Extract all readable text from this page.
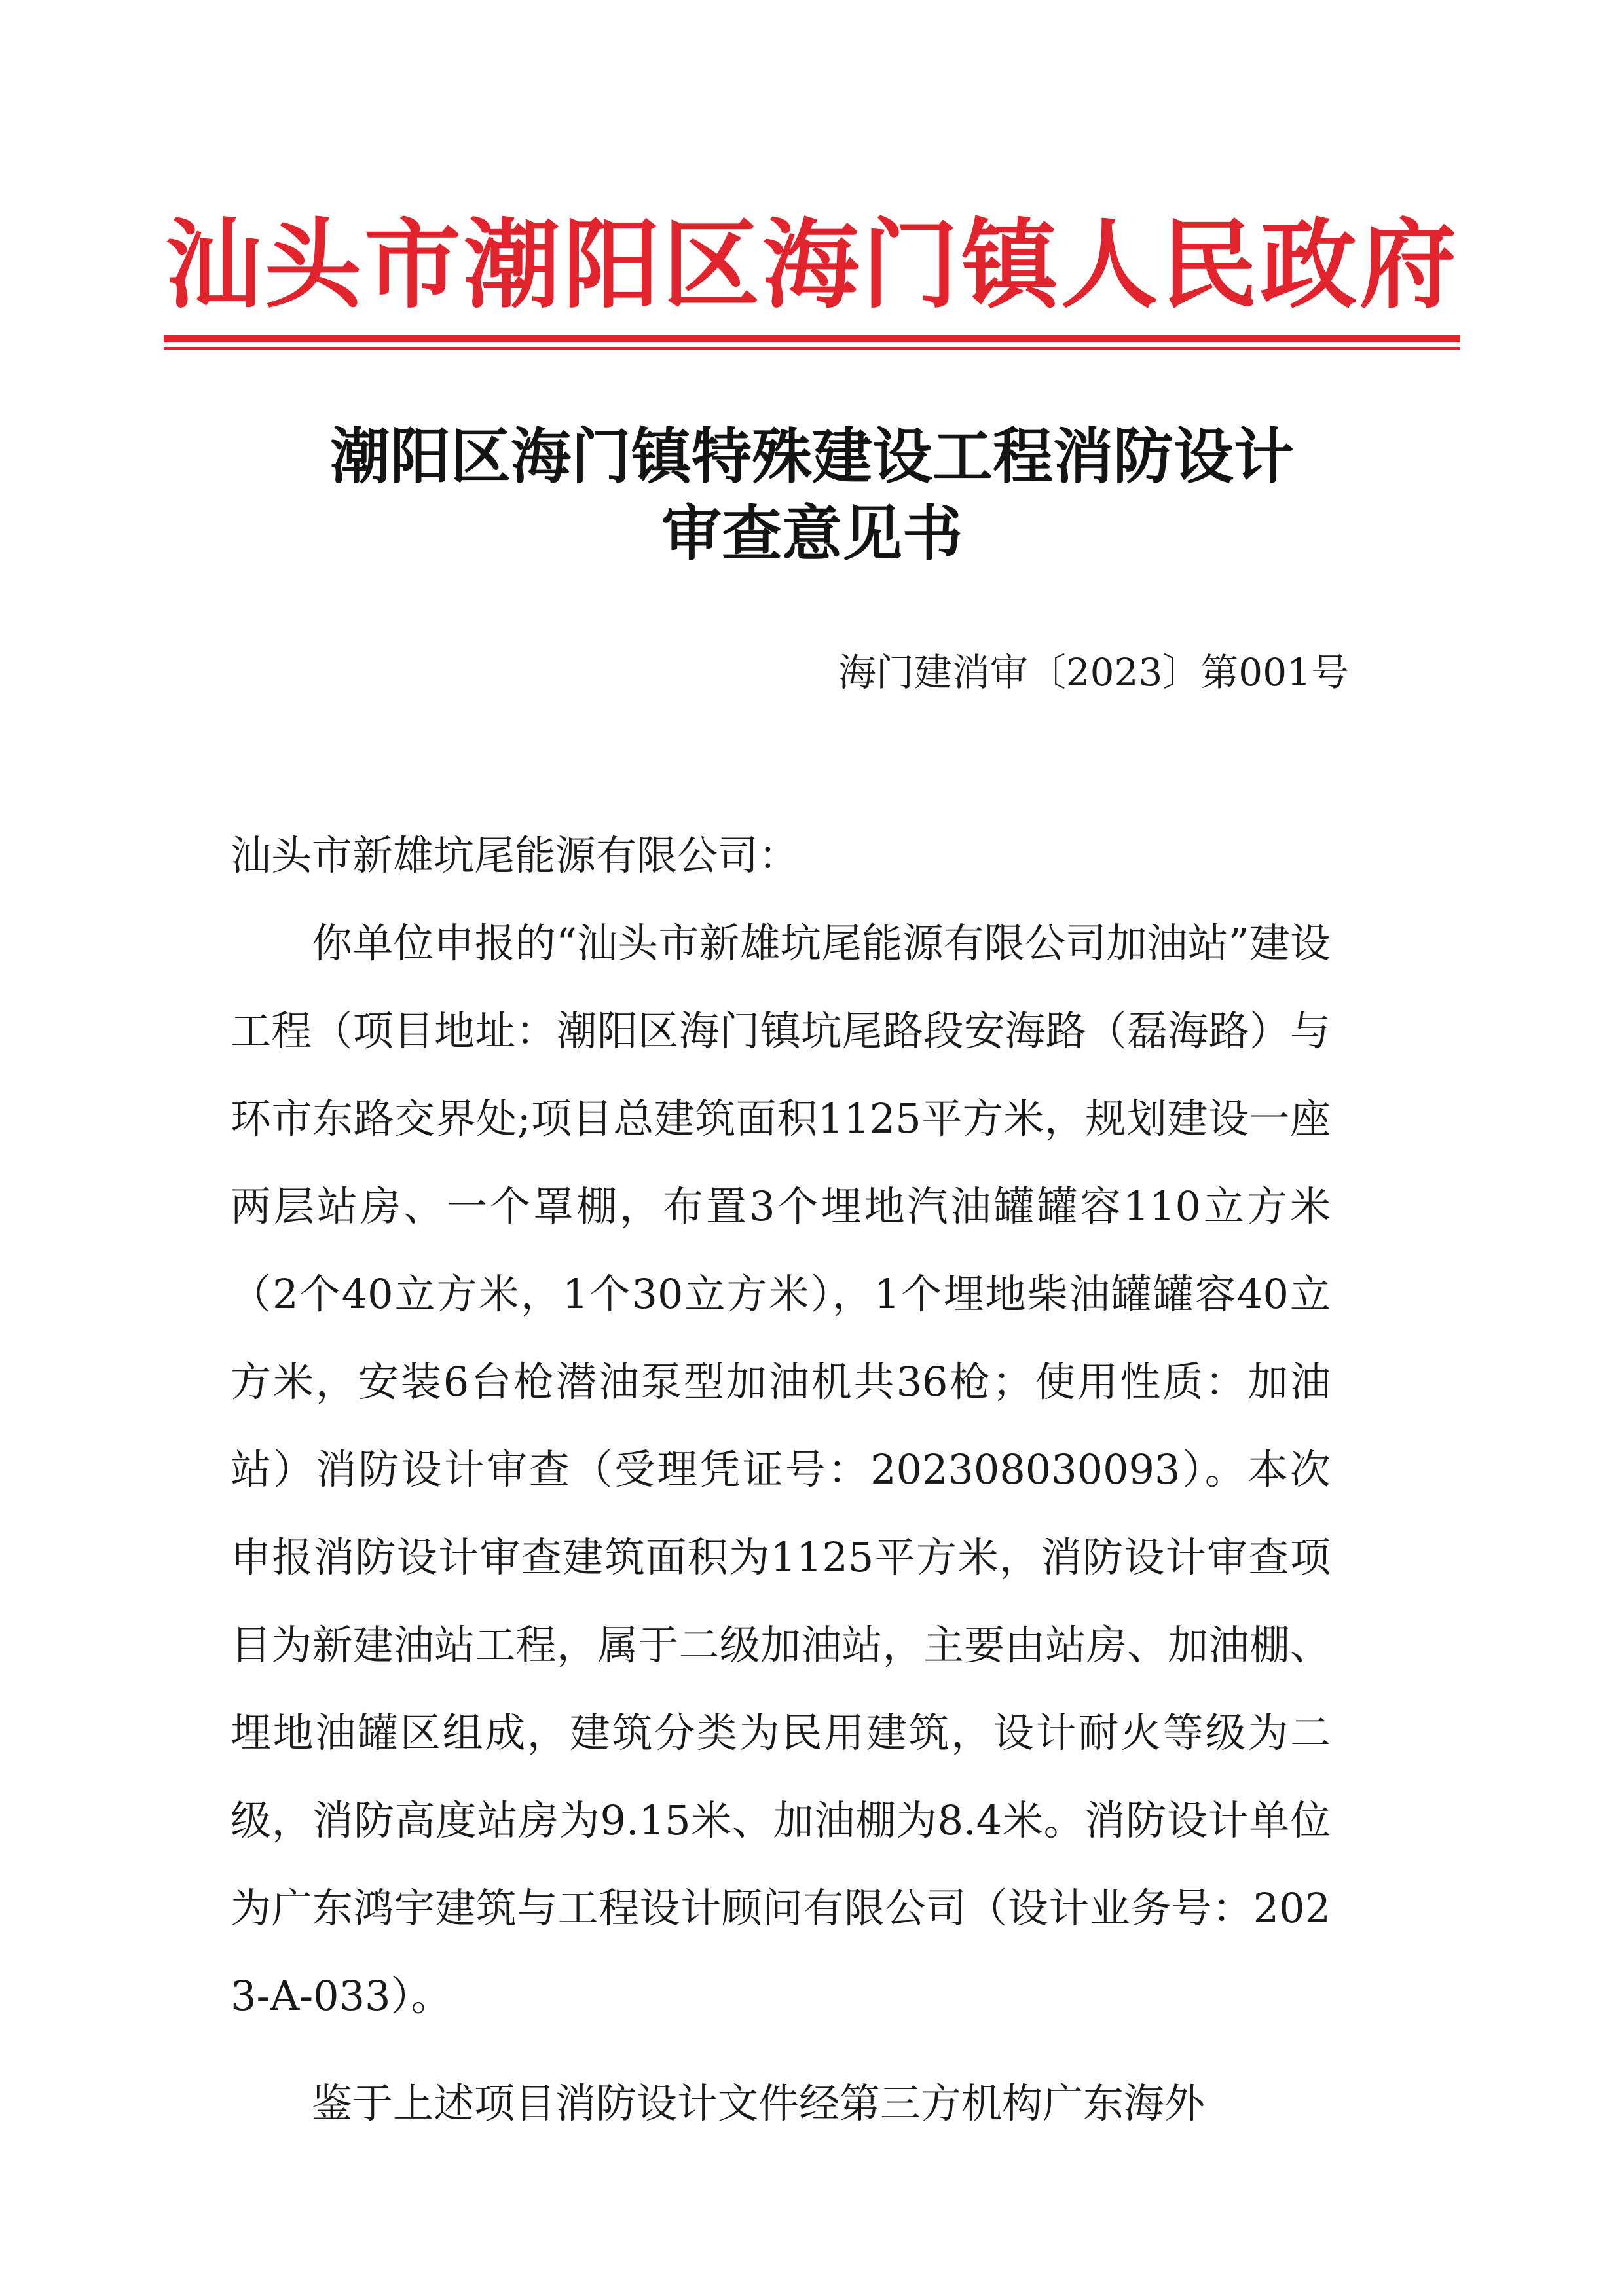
汕头市潮阳区海门镇人民政府
潮阳区海门镇特殊建设工程消防设计
审查意见书
海门建消审〔2023〕第001号

汕头市新雄坑尾能源有限公司：

你单位申报的“汕头市新雄坑尾能源有限公司加油站”建设工程（项目地址：潮阳区海门镇坑尾路段安海路（磊海路）与环市东路交界处;项目总建筑面积1125平方米，规划建设一座两层站房、一个罩棚，布置3个埋地汽油罐罐容110立方米（2个40立方米，1个30立方米），1个埋地柴油罐罐容40立方米，安装6台枪潜油泵型加油机共36枪；使用性质：加油站）消防设计审查（受理凭证号：202308030093）。本次申报消防设计审查建筑面积为1125平方米，消防设计审查项目为新建油站工程，属于二级加油站，主要由站房、加油棚、埋地油罐区组成，建筑分类为民用建筑，设计耐火等级为二级，消防高度站房为9.15米、加油棚为8.4米。消防设计单位为广东鸿宇建筑与工程设计顾问有限公司（设计业务号：2023-A-033）。

鉴于上述项目消防设计文件经第三方机构广东海外
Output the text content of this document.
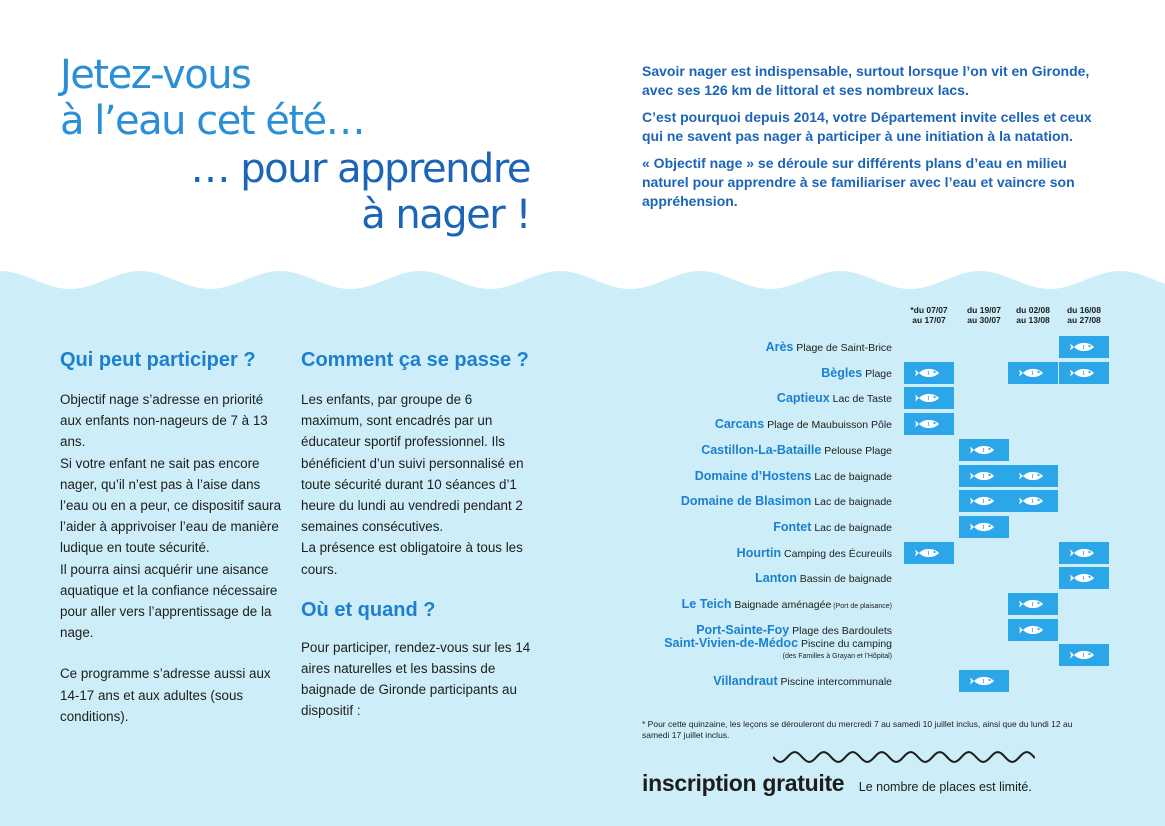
Jetez-vous
à l’eau cet été…
… pour apprendre
à nager !

Savoir nager est indispensable, surtout lorsque l’on vit en Gironde, avec ses 126 km de littoral et ses nombreux lacs.

C’est pourquoi depuis 2014, votre Département invite celles et ceux qui ne savent pas nager à participer à une initiation à la natation.

« Objectif nage » se déroule sur différents plans d’eau en milieu naturel pour apprendre à se familiariser avec l’eau et vaincre son appréhension.

Qui peut participer ?

Objectif nage s’adresse en priorité aux enfants non-nageurs de 7 à 13 ans.

Si votre enfant ne sait pas encore nager, qu’il n’est pas à l’aise dans l’eau ou en a peur, ce dispositif saura l’aider à apprivoiser l’eau de manière ludique en toute sécurité.

Il pourra ainsi acquérir une aisance aquatique et la confiance nécessaire pour aller vers l’apprentissage de la nage.

Ce programme s’adresse aussi aux 14-17 ans et aux adultes (sous conditions).

Comment ça se passe ?

Les enfants, par groupe de 6 maximum, sont encadrés par un éducateur sportif professionnel. Ils bénéficient d’un suivi personnalisé en toute sécurité durant 10 séances d’1 heure du lundi au vendredi pendant 2 semaines consécutives.

La présence est obligatoire à tous les cours.

Où et quand ?

Pour participer, rendez-vous sur les 14 aires naturelles et les bassins de baignade de Gironde participants au dispositif :

*du 07/07
au 17/07
du 19/07
au 30/07
du 02/08
au 13/08
du 16/08
au 27/08
Arès Plage de Saint-Brice
Bègles Plage
Captieux Lac de Taste
Carcans Plage de Maubuisson Pôle
Castillon-La-Bataille Pelouse Plage
Domaine d’Hostens Lac de baignade
Domaine de Blasimon Lac de baignade
Fontet Lac de baignade
Hourtin Camping des Écureuils
Lanton Bassin de baignade
Le Teich Baignade aménagée (Port de plaisance)
Port-Sainte-Foy Plage des Bardoulets
Saint-Vivien-de-Médoc Piscine du camping
(des Familles à Grayan et l’Hôpital)
Villandraut Piscine intercommunale
* Pour cette quinzaine, les leçons se dérouleront du mercredi 7 au samedi 10 juillet inclus, ainsi que du lundi 12 au samedi 17 juillet inclus.
inscription gratuite Le nombre de places est limité.
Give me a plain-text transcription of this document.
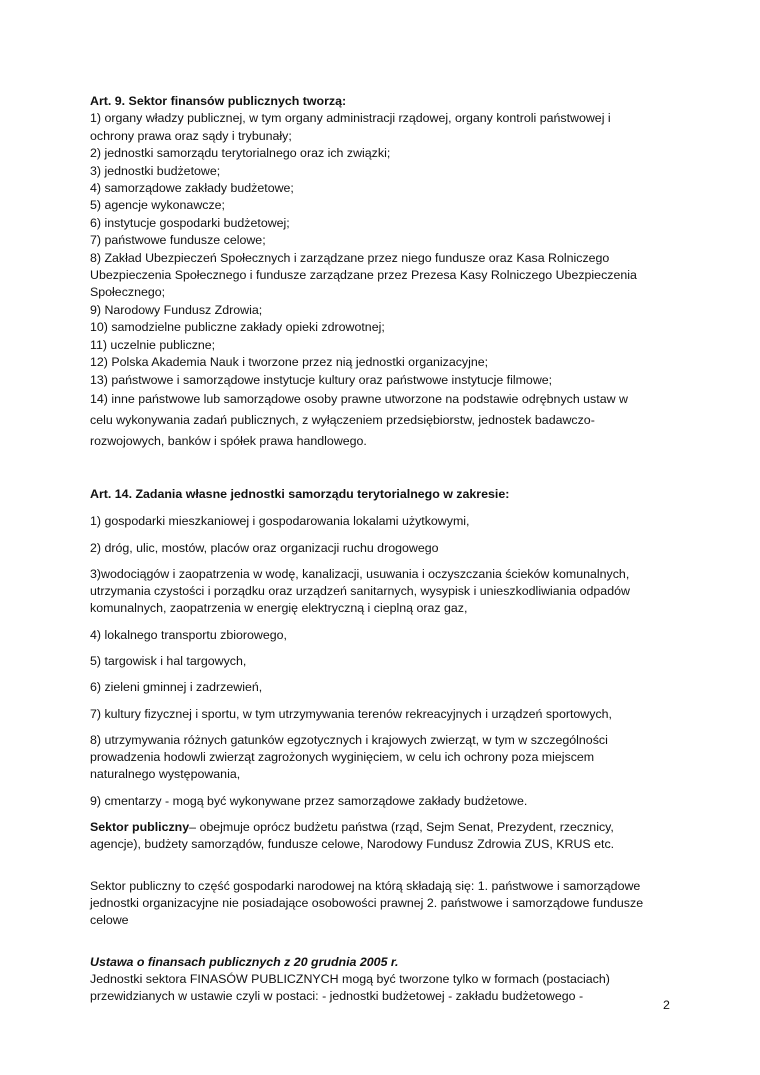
Art. 9. Sektor finansów publicznych tworzą:
1) organy władzy publicznej, w tym organy administracji rządowej, organy kontroli państwowej i
ochrony prawa oraz sądy i trybunały;
2) jednostki samorządu terytorialnego oraz ich związki;
3) jednostki budżetowe;
4) samorządowe zakłady budżetowe;
5) agencje wykonawcze;
6) instytucje gospodarki budżetowej;
7) państwowe fundusze celowe;
8) Zakład Ubezpieczeń Społecznych i zarządzane przez niego fundusze oraz Kasa Rolniczego
Ubezpieczenia Społecznego i fundusze zarządzane przez Prezesa Kasy Rolniczego Ubezpieczenia
Społecznego;
9) Narodowy Fundusz Zdrowia;
10) samodzielne publiczne zakłady opieki zdrowotnej;
11) uczelnie publiczne;
12) Polska Akademia Nauk i tworzone przez nią jednostki organizacyjne;
13) państwowe i samorządowe instytucje kultury oraz państwowe instytucje filmowe;
14) inne państwowe lub samorządowe osoby prawne utworzone na podstawie odrębnych ustaw w
celu wykonywania zadań publicznych, z wyłączeniem przedsiębiorstw, jednostek badawczo-
rozwojowych, banków i spółek prawa handlowego.
Art. 14. Zadania własne jednostki samorządu terytorialnego w zakresie:
1) gospodarki mieszkaniowej i gospodarowania lokalami użytkowymi,
2) dróg, ulic, mostów, placów oraz organizacji ruchu drogowego
3)wodociągów i zaopatrzenia w wodę, kanalizacji, usuwania i oczyszczania ścieków komunalnych,
utrzymania czystości i porządku oraz urządzeń sanitarnych, wysypisk i unieszkodliwiania odpadów
komunalnych, zaopatrzenia w energię elektryczną i cieplną oraz gaz,
4) lokalnego transportu zbiorowego,
5) targowisk i hal targowych,
6) zieleni gminnej i zadrzewień,
7) kultury fizycznej i sportu, w tym utrzymywania terenów rekreacyjnych i urządzeń sportowych,
8) utrzymywania różnych gatunków egzotycznych i krajowych zwierząt, w tym w szczególności
prowadzenia hodowli zwierząt zagrożonych wyginięciem, w celu ich ochrony poza miejscem
naturalnego występowania,
9) cmentarzy - mogą być wykonywane przez samorządowe zakłady budżetowe.
Sektor publiczny– obejmuje oprócz budżetu państwa (rząd, Sejm Senat, Prezydent, rzecznicy,
agencje), budżety samorządów, fundusze celowe, Narodowy Fundusz Zdrowia ZUS, KRUS etc.
Sektor publiczny to część gospodarki narodowej na którą składają się: 1. państwowe i samorządowe
jednostki organizacyjne nie posiadające osobowości prawnej 2. państwowe i samorządowe fundusze
celowe
Ustawa o finansach publicznych z 20 grudnia 2005 r.
Jednostki sektora FINASÓW PUBLICZNYCH mogą być tworzone tylko w formach (postaciach)
przewidzianych w ustawie czyli w postaci: - jednostki budżetowej - zakładu budżetowego -
2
☆ ☆ ☆ ☆
▸ What to produce: Repeat the preceding records precisely, and leave every picture out of the copy.

▸ Exercise answer:
Extract all readable text from this page.
汕头市潮阳区海门镇人民政府
潮阳区海门镇特殊建设工程消防设计
审查意见书
海门建消审〔2023〕第001号

汕头市新雄坑尾能源有限公司：

你单位申报的“汕头市新雄坑尾能源有限公司加油站”建设工程（项目地址：潮阳区海门镇坑尾路段安海路（磊海路）与环市东路交界处;项目总建筑面积1125平方米，规划建设一座两层站房、一个罩棚，布置3个埋地汽油罐罐容110立方米（2个40立方米，1个30立方米），1个埋地柴油罐罐容40立方米，安装6台枪潜油泵型加油机共36枪；使用性质：加油站）消防设计审查（受理凭证号：202308030093）。本次申报消防设计审查建筑面积为1125平方米，消防设计审查项目为新建油站工程，属于二级加油站，主要由站房、加油棚、埋地油罐区组成，建筑分类为民用建筑，设计耐火等级为二级，消防高度站房为9.15米、加油棚为8.4米。消防设计单位为广东鸿宇建筑与工程设计顾问有限公司（设计业务号：2023-A-033）。

鉴于上述项目消防设计文件经第三方机构广东海外
Output the text content of this document.
Jetez-vous
à l’eau cet été…
… pour apprendre
à nager !

Savoir nager est indispensable, surtout lorsque l’on vit en Gironde, avec ses 126 km de littoral et ses nombreux lacs.

C’est pourquoi depuis 2014, votre Département invite celles et ceux qui ne savent pas nager à participer à une initiation à la natation.

« Objectif nage » se déroule sur différents plans d’eau en milieu naturel pour apprendre à se familiariser avec l’eau et vaincre son appréhension.

Qui peut participer ?

Objectif nage s’adresse en priorité aux enfants non-nageurs de 7 à 13 ans.

Si votre enfant ne sait pas encore nager, qu’il n’est pas à l’aise dans l’eau ou en a peur, ce dispositif saura l’aider à apprivoiser l’eau de manière ludique en toute sécurité.

Il pourra ainsi acquérir une aisance aquatique et la confiance nécessaire pour aller vers l’apprentissage de la nage.

Ce programme s’adresse aussi aux 14-17 ans et aux adultes (sous conditions).

Comment ça se passe ?

Les enfants, par groupe de 6 maximum, sont encadrés par un éducateur sportif professionnel. Ils bénéficient d’un suivi personnalisé en toute sécurité durant 10 séances d’1 heure du lundi au vendredi pendant 2 semaines consécutives.

La présence est obligatoire à tous les cours.

Où et quand ?

Pour participer, rendez-vous sur les 14 aires naturelles et les bassins de baignade de Gironde participants au dispositif :

*du 07/07
au 17/07
du 19/07
au 30/07
du 02/08
au 13/08
du 16/08
au 27/08
Arès Plage de Saint-Brice
Bègles Plage
Captieux Lac de Taste
Carcans Plage de Maubuisson Pôle
Castillon-La-Bataille Pelouse Plage
Domaine d’Hostens Lac de baignade
Domaine de Blasimon Lac de baignade
Fontet Lac de baignade
Hourtin Camping des Écureuils
Lanton Bassin de baignade
Le Teich Baignade aménagée (Port de plaisance)
Port-Sainte-Foy Plage des Bardoulets
Saint-Vivien-de-Médoc Piscine du camping
(des Familles à Grayan et l’Hôpital)
Villandraut Piscine intercommunale
* Pour cette quinzaine, les leçons se dérouleront du mercredi 7 au samedi 10 juillet inclus, ainsi que du lundi 12 au samedi 17 juillet inclus.
inscription gratuite Le nombre de places est limité.
Give me a plain-text transcription of this document.
Art. 9. Sektor finansów publicznych tworzą:
1) organy władzy publicznej, w tym organy administracji rządowej, organy kontroli państwowej i
ochrony prawa oraz sądy i trybunały;
2) jednostki samorządu terytorialnego oraz ich związki;
3) jednostki budżetowe;
4) samorządowe zakłady budżetowe;
5) agencje wykonawcze;
6) instytucje gospodarki budżetowej;
7) państwowe fundusze celowe;
8) Zakład Ubezpieczeń Społecznych i zarządzane przez niego fundusze oraz Kasa Rolniczego
Ubezpieczenia Społecznego i fundusze zarządzane przez Prezesa Kasy Rolniczego Ubezpieczenia
Społecznego;
9) Narodowy Fundusz Zdrowia;
10) samodzielne publiczne zakłady opieki zdrowotnej;
11) uczelnie publiczne;
12) Polska Akademia Nauk i tworzone przez nią jednostki organizacyjne;
13) państwowe i samorządowe instytucje kultury oraz państwowe instytucje filmowe;
14) inne państwowe lub samorządowe osoby prawne utworzone na podstawie odrębnych ustaw w
celu wykonywania zadań publicznych, z wyłączeniem przedsiębiorstw, jednostek badawczo-
rozwojowych, banków i spółek prawa handlowego.
Art. 14. Zadania własne jednostki samorządu terytorialnego w zakresie:
1) gospodarki mieszkaniowej i gospodarowania lokalami użytkowymi,
2) dróg, ulic, mostów, placów oraz organizacji ruchu drogowego
3)wodociągów i zaopatrzenia w wodę, kanalizacji, usuwania i oczyszczania ścieków komunalnych,
utrzymania czystości i porządku oraz urządzeń sanitarnych, wysypisk i unieszkodliwiania odpadów
komunalnych, zaopatrzenia w energię elektryczną i cieplną oraz gaz,
4) lokalnego transportu zbiorowego,
5) targowisk i hal targowych,
6) zieleni gminnej i zadrzewień,
7) kultury fizycznej i sportu, w tym utrzymywania terenów rekreacyjnych i urządzeń sportowych,
8) utrzymywania różnych gatunków egzotycznych i krajowych zwierząt, w tym w szczególności
prowadzenia hodowli zwierząt zagrożonych wyginięciem, w celu ich ochrony poza miejscem
naturalnego występowania,
9) cmentarzy - mogą być wykonywane przez samorządowe zakłady budżetowe.
Sektor publiczny– obejmuje oprócz budżetu państwa (rząd, Sejm Senat, Prezydent, rzecznicy,
agencje), budżety samorządów, fundusze celowe, Narodowy Fundusz Zdrowia ZUS, KRUS etc.
Sektor publiczny to część gospodarki narodowej na którą składają się: 1. państwowe i samorządowe
jednostki organizacyjne nie posiadające osobowości prawnej 2. państwowe i samorządowe fundusze
celowe
Ustawa o finansach publicznych z 20 grudnia 2005 r.
Jednostki sektora FINASÓW PUBLICZNYCH mogą być tworzone tylko w formach (postaciach)
przewidzianych w ustawie czyli w postaci: - jednostki budżetowej - zakładu budżetowego -
2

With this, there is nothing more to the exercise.